» **Task prompt**
Can you transcribe every record below exactly as it appears?
_ _ _ _ _
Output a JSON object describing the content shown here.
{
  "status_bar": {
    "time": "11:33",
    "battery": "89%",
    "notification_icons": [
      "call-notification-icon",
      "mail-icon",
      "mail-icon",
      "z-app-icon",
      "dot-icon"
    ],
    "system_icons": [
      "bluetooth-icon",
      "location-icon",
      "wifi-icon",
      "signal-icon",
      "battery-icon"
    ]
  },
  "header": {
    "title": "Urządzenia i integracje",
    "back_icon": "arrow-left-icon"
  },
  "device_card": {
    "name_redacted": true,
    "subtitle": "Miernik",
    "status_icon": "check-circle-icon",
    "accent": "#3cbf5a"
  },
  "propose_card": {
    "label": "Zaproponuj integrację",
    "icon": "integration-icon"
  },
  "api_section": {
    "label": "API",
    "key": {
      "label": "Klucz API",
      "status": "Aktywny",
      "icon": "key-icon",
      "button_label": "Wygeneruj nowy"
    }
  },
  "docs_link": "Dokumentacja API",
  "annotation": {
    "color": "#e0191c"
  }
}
_ _ _ _ _
» **Exercise answer**
Output a JSON object describing the content shown here.
{
  "status_bar": {
    "time": "11:33",
    "battery": "89%",
    "notification_icons": [
      "call-notification-icon",
      "mail-icon",
      "mail-icon",
      "z-app-icon",
      "dot-icon"
    ],
    "system_icons": [
      "bluetooth-icon",
      "location-icon",
      "wifi-icon",
      "signal-icon",
      "battery-icon"
    ]
  },
  "header": {
    "title": "Urządzenia i integracje",
    "back_icon": "arrow-left-icon"
  },
  "device_card": {
    "name_redacted": true,
    "subtitle": "Miernik",
    "status_icon": "check-circle-icon",
    "accent": "#3cbf5a"
  },
  "propose_card": {
    "label": "Zaproponuj integrację",
    "icon": "integration-icon"
  },
  "api_section": {
    "label": "API",
    "key": {
      "label": "Klucz API",
      "status": "Aktywny",
      "icon": "key-icon",
      "button_label": "Wygeneruj nowy"
    }
  },
  "docs_link": "Dokumentacja API",
  "annotation": {
    "color": "#e0191c"
  }
}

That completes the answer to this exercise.